** start **
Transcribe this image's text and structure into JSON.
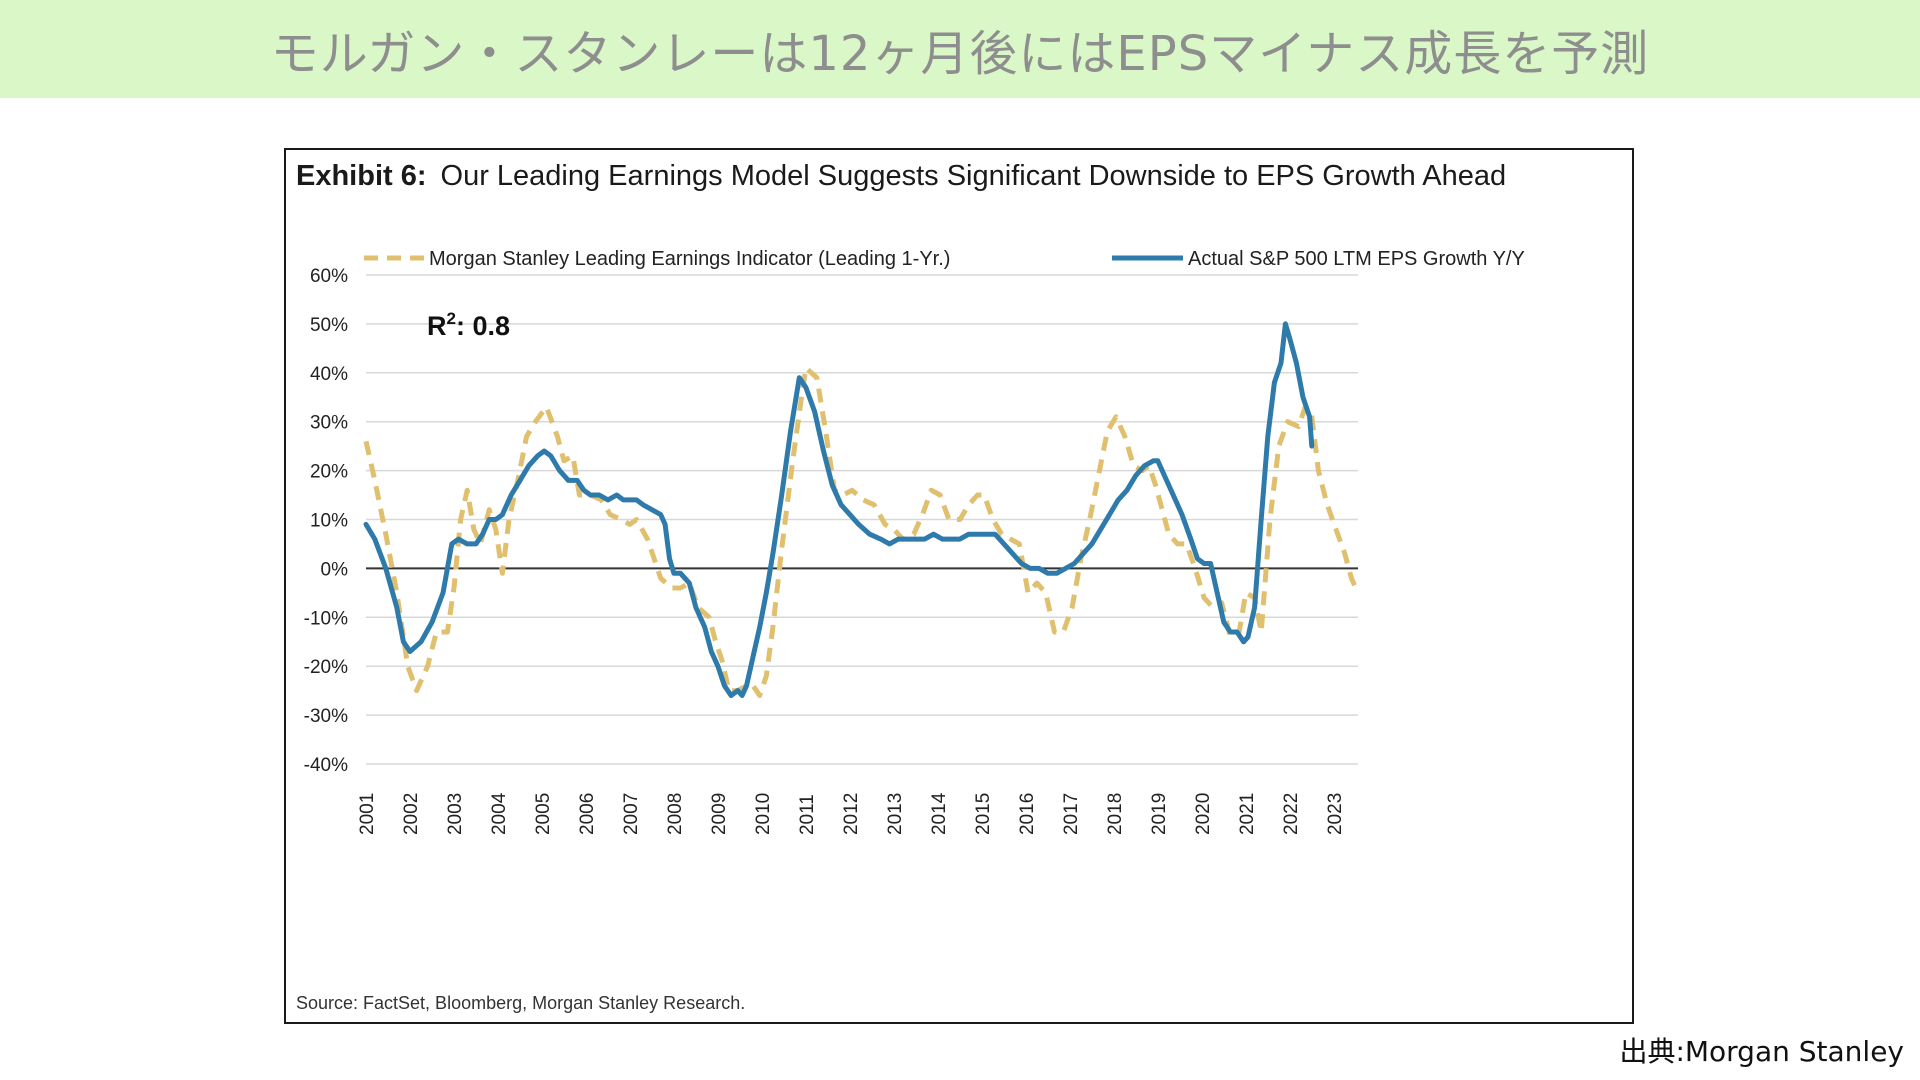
{
  "banner": {
    "title": "モルガン・スタンレーは12ヶ月後にはEPSマイナス成長を予測"
  },
  "credit": "出典:Morgan Stanley",
  "chart_data": {
    "type": "line",
    "title_label": "Exhibit 6:",
    "title": "Our Leading Earnings Model Suggests Significant Downside to EPS Growth Ahead",
    "source": "Source: FactSet, Bloomberg, Morgan Stanley Research.",
    "annotation": {
      "base": "R",
      "superscript": "2",
      "rest": ": 0.8"
    },
    "ylim": [
      -40,
      60
    ],
    "xlim": [
      2001,
      2023.55
    ],
    "yticks": [
      "60%",
      "50%",
      "40%",
      "30%",
      "20%",
      "10%",
      "0%",
      "-10%",
      "-20%",
      "-30%",
      "-40%"
    ],
    "ytick_values": [
      60,
      50,
      40,
      30,
      20,
      10,
      0,
      -10,
      -20,
      -30,
      -40
    ],
    "xticks": [
      "2001",
      "2002",
      "2003",
      "2004",
      "2005",
      "2006",
      "2007",
      "2008",
      "2009",
      "2010",
      "2011",
      "2012",
      "2013",
      "2014",
      "2015",
      "2016",
      "2017",
      "2018",
      "2019",
      "2020",
      "2021",
      "2022",
      "2023"
    ],
    "grid": true,
    "legend_position": "top",
    "series": [
      {
        "name": "Morgan Stanley Leading Earnings Indicator (Leading 1-Yr.)",
        "color": "#e0c06e",
        "style": "dashed",
        "points": [
          [
            2001.0,
            26
          ],
          [
            2001.2,
            18
          ],
          [
            2001.45,
            7
          ],
          [
            2001.7,
            -5
          ],
          [
            2001.95,
            -20
          ],
          [
            2002.15,
            -25
          ],
          [
            2002.4,
            -20
          ],
          [
            2002.6,
            -13
          ],
          [
            2002.85,
            -13
          ],
          [
            2003.0,
            -4
          ],
          [
            2003.15,
            10
          ],
          [
            2003.3,
            16
          ],
          [
            2003.45,
            8
          ],
          [
            2003.6,
            5
          ],
          [
            2003.8,
            12
          ],
          [
            2003.95,
            8
          ],
          [
            2004.1,
            -1
          ],
          [
            2004.25,
            10
          ],
          [
            2004.45,
            18
          ],
          [
            2004.65,
            27
          ],
          [
            2004.85,
            30
          ],
          [
            2005.1,
            33
          ],
          [
            2005.35,
            27
          ],
          [
            2005.5,
            22
          ],
          [
            2005.7,
            23
          ],
          [
            2005.85,
            15
          ],
          [
            2006.1,
            15
          ],
          [
            2006.35,
            14
          ],
          [
            2006.55,
            11
          ],
          [
            2006.8,
            10
          ],
          [
            2007.0,
            9
          ],
          [
            2007.15,
            10
          ],
          [
            2007.4,
            6
          ],
          [
            2007.55,
            2
          ],
          [
            2007.7,
            -2
          ],
          [
            2007.95,
            -4
          ],
          [
            2008.15,
            -4
          ],
          [
            2008.35,
            -3
          ],
          [
            2008.55,
            -8
          ],
          [
            2008.8,
            -10
          ],
          [
            2008.95,
            -15
          ],
          [
            2009.1,
            -19
          ],
          [
            2009.25,
            -25
          ],
          [
            2009.45,
            -25
          ],
          [
            2009.65,
            -24
          ],
          [
            2009.8,
            -24
          ],
          [
            2009.95,
            -26
          ],
          [
            2010.1,
            -22
          ],
          [
            2010.25,
            -12
          ],
          [
            2010.45,
            4
          ],
          [
            2010.7,
            22
          ],
          [
            2010.9,
            35
          ],
          [
            2011.0,
            41
          ],
          [
            2011.25,
            39
          ],
          [
            2011.45,
            28
          ],
          [
            2011.65,
            16
          ],
          [
            2011.85,
            15
          ],
          [
            2012.05,
            16
          ],
          [
            2012.3,
            14
          ],
          [
            2012.55,
            13
          ],
          [
            2012.8,
            9
          ],
          [
            2013.0,
            8
          ],
          [
            2013.2,
            6
          ],
          [
            2013.45,
            7
          ],
          [
            2013.65,
            11
          ],
          [
            2013.85,
            16
          ],
          [
            2014.05,
            15
          ],
          [
            2014.25,
            10
          ],
          [
            2014.5,
            10
          ],
          [
            2014.7,
            13
          ],
          [
            2014.9,
            15
          ],
          [
            2015.05,
            15
          ],
          [
            2015.25,
            10
          ],
          [
            2015.45,
            7
          ],
          [
            2015.65,
            6
          ],
          [
            2015.85,
            5
          ],
          [
            2016.05,
            -5
          ],
          [
            2016.25,
            -3
          ],
          [
            2016.45,
            -5
          ],
          [
            2016.65,
            -13
          ],
          [
            2016.85,
            -13
          ],
          [
            2017.05,
            -8
          ],
          [
            2017.25,
            2
          ],
          [
            2017.45,
            10
          ],
          [
            2017.65,
            19
          ],
          [
            2017.85,
            28
          ],
          [
            2018.05,
            31
          ],
          [
            2018.25,
            27
          ],
          [
            2018.45,
            21
          ],
          [
            2018.65,
            20
          ],
          [
            2018.8,
            21
          ],
          [
            2018.95,
            17
          ],
          [
            2019.1,
            12
          ],
          [
            2019.25,
            7
          ],
          [
            2019.45,
            5
          ],
          [
            2019.65,
            5
          ],
          [
            2019.85,
            0
          ],
          [
            2020.05,
            -6
          ],
          [
            2020.25,
            -8
          ],
          [
            2020.45,
            -7
          ],
          [
            2020.65,
            -14
          ],
          [
            2020.85,
            -13
          ],
          [
            2021.0,
            -5
          ],
          [
            2021.2,
            -6
          ],
          [
            2021.35,
            -13
          ],
          [
            2021.55,
            10
          ],
          [
            2021.75,
            25
          ],
          [
            2021.95,
            30
          ],
          [
            2022.2,
            29
          ],
          [
            2022.35,
            33
          ],
          [
            2022.5,
            31
          ],
          [
            2022.65,
            20
          ],
          [
            2022.85,
            13
          ],
          [
            2023.05,
            8
          ],
          [
            2023.25,
            3
          ],
          [
            2023.4,
            -2
          ],
          [
            2023.55,
            -5
          ]
        ]
      },
      {
        "name": "Actual S&P 500 LTM EPS Growth Y/Y",
        "color": "#2e7bab",
        "style": "solid",
        "points": [
          [
            2001.0,
            9
          ],
          [
            2001.2,
            6
          ],
          [
            2001.45,
            0
          ],
          [
            2001.7,
            -8
          ],
          [
            2001.85,
            -15
          ],
          [
            2002.0,
            -17
          ],
          [
            2002.25,
            -15
          ],
          [
            2002.5,
            -11
          ],
          [
            2002.75,
            -5
          ],
          [
            2002.95,
            5
          ],
          [
            2003.1,
            6
          ],
          [
            2003.3,
            5
          ],
          [
            2003.5,
            5
          ],
          [
            2003.65,
            7
          ],
          [
            2003.8,
            10
          ],
          [
            2003.95,
            10
          ],
          [
            2004.1,
            11
          ],
          [
            2004.3,
            15
          ],
          [
            2004.5,
            18
          ],
          [
            2004.7,
            21
          ],
          [
            2004.9,
            23
          ],
          [
            2005.05,
            24
          ],
          [
            2005.2,
            23
          ],
          [
            2005.4,
            20
          ],
          [
            2005.6,
            18
          ],
          [
            2005.8,
            18
          ],
          [
            2005.95,
            16
          ],
          [
            2006.1,
            15
          ],
          [
            2006.3,
            15
          ],
          [
            2006.5,
            14
          ],
          [
            2006.7,
            15
          ],
          [
            2006.85,
            14
          ],
          [
            2007.0,
            14
          ],
          [
            2007.15,
            14
          ],
          [
            2007.3,
            13
          ],
          [
            2007.5,
            12
          ],
          [
            2007.7,
            11
          ],
          [
            2007.8,
            9
          ],
          [
            2007.9,
            2
          ],
          [
            2008.0,
            -1
          ],
          [
            2008.15,
            -1
          ],
          [
            2008.35,
            -3
          ],
          [
            2008.5,
            -8
          ],
          [
            2008.7,
            -12
          ],
          [
            2008.85,
            -17
          ],
          [
            2009.0,
            -20
          ],
          [
            2009.15,
            -24
          ],
          [
            2009.3,
            -26
          ],
          [
            2009.45,
            -25
          ],
          [
            2009.55,
            -26
          ],
          [
            2009.65,
            -24
          ],
          [
            2009.8,
            -18
          ],
          [
            2009.95,
            -12
          ],
          [
            2010.1,
            -5
          ],
          [
            2010.25,
            3
          ],
          [
            2010.45,
            15
          ],
          [
            2010.65,
            28
          ],
          [
            2010.85,
            39
          ],
          [
            2011.0,
            37
          ],
          [
            2011.2,
            32
          ],
          [
            2011.4,
            24
          ],
          [
            2011.6,
            17
          ],
          [
            2011.8,
            13
          ],
          [
            2012.0,
            11
          ],
          [
            2012.2,
            9
          ],
          [
            2012.45,
            7
          ],
          [
            2012.7,
            6
          ],
          [
            2012.9,
            5
          ],
          [
            2013.1,
            6
          ],
          [
            2013.3,
            6
          ],
          [
            2013.5,
            6
          ],
          [
            2013.7,
            6
          ],
          [
            2013.9,
            7
          ],
          [
            2014.1,
            6
          ],
          [
            2014.3,
            6
          ],
          [
            2014.5,
            6
          ],
          [
            2014.7,
            7
          ],
          [
            2014.9,
            7
          ],
          [
            2015.1,
            7
          ],
          [
            2015.3,
            7
          ],
          [
            2015.5,
            5
          ],
          [
            2015.7,
            3
          ],
          [
            2015.9,
            1
          ],
          [
            2016.1,
            0
          ],
          [
            2016.3,
            0
          ],
          [
            2016.5,
            -1
          ],
          [
            2016.7,
            -1
          ],
          [
            2016.9,
            0
          ],
          [
            2017.1,
            1
          ],
          [
            2017.3,
            3
          ],
          [
            2017.5,
            5
          ],
          [
            2017.7,
            8
          ],
          [
            2017.9,
            11
          ],
          [
            2018.1,
            14
          ],
          [
            2018.3,
            16
          ],
          [
            2018.5,
            19
          ],
          [
            2018.7,
            21
          ],
          [
            2018.9,
            22
          ],
          [
            2019.0,
            22
          ],
          [
            2019.15,
            19
          ],
          [
            2019.35,
            15
          ],
          [
            2019.55,
            11
          ],
          [
            2019.75,
            6
          ],
          [
            2019.9,
            2
          ],
          [
            2020.05,
            1
          ],
          [
            2020.2,
            1
          ],
          [
            2020.35,
            -5
          ],
          [
            2020.5,
            -11
          ],
          [
            2020.65,
            -13
          ],
          [
            2020.8,
            -13
          ],
          [
            2020.95,
            -15
          ],
          [
            2021.05,
            -14
          ],
          [
            2021.2,
            -8
          ],
          [
            2021.35,
            10
          ],
          [
            2021.5,
            27
          ],
          [
            2021.65,
            38
          ],
          [
            2021.8,
            42
          ],
          [
            2021.9,
            50
          ],
          [
            2022.0,
            47
          ],
          [
            2022.15,
            42
          ],
          [
            2022.3,
            35
          ],
          [
            2022.45,
            31
          ],
          [
            2022.5,
            25
          ]
        ]
      }
    ]
  }
}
** end **
> **Task prompt**
Copy each line of the data that contains the word "Growth".

> **Output for this task**
    "title": "Our Leading Earnings Model Suggests Significant Downside to EPS Growth Ahead",
        "name": "Actual S&P 500 LTM EPS Growth Y/Y",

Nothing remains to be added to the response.